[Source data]
......

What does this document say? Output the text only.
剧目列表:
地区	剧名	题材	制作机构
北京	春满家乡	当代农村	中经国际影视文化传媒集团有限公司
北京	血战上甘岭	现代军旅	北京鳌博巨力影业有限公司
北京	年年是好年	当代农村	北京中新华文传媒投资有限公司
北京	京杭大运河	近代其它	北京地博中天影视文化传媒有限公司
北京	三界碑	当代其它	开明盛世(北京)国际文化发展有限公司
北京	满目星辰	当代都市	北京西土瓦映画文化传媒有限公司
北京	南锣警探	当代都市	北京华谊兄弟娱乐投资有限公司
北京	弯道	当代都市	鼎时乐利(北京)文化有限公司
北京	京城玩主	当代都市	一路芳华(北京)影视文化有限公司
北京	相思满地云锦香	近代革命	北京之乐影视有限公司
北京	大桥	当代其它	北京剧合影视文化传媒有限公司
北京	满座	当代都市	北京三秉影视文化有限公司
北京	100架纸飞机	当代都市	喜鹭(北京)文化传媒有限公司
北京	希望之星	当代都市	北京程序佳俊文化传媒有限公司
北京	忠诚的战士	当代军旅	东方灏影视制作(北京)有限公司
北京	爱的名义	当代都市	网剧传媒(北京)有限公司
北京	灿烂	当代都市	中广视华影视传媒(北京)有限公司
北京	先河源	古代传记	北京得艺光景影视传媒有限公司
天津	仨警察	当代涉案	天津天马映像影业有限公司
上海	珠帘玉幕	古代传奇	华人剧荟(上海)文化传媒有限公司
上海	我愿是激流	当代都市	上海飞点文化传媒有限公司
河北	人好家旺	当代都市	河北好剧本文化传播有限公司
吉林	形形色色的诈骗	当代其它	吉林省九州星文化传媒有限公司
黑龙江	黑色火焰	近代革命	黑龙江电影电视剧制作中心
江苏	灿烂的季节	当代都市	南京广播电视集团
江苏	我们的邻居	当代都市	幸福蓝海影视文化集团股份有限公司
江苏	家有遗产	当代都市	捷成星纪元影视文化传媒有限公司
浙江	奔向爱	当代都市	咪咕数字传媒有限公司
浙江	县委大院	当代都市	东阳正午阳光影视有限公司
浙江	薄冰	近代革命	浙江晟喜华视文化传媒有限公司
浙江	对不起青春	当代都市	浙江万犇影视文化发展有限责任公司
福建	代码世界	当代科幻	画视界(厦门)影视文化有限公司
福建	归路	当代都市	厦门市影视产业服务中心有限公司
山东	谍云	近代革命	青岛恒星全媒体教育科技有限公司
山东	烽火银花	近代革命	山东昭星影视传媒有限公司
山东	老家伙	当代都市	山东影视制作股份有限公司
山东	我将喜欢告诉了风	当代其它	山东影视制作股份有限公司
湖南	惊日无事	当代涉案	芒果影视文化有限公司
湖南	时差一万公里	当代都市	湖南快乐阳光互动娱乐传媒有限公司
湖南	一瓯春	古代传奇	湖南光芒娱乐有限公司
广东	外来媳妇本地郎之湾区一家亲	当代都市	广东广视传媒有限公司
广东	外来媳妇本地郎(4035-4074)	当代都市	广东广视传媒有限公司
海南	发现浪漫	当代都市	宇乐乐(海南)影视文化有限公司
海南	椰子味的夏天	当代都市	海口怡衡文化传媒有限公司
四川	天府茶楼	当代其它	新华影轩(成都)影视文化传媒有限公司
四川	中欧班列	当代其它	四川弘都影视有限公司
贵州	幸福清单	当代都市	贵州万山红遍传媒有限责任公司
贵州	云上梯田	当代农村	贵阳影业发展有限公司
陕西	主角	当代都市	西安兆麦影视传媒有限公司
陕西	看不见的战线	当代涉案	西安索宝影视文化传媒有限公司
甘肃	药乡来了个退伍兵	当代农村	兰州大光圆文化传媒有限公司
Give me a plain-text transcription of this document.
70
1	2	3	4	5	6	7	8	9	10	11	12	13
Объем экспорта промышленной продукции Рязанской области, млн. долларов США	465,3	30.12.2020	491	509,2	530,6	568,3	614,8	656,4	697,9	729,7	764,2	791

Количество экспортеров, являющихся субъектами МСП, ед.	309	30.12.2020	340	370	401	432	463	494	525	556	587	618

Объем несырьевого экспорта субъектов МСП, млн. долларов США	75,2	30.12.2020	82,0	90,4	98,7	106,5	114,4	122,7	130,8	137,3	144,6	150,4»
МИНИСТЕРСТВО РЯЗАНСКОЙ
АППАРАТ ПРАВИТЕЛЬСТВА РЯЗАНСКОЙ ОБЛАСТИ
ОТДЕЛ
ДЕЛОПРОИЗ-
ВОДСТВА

......

(Goal)
Look through the data and show every line containing "this".

(Written answer)
What does this document say? Output the text only.
Give me a plain-text transcription of this document.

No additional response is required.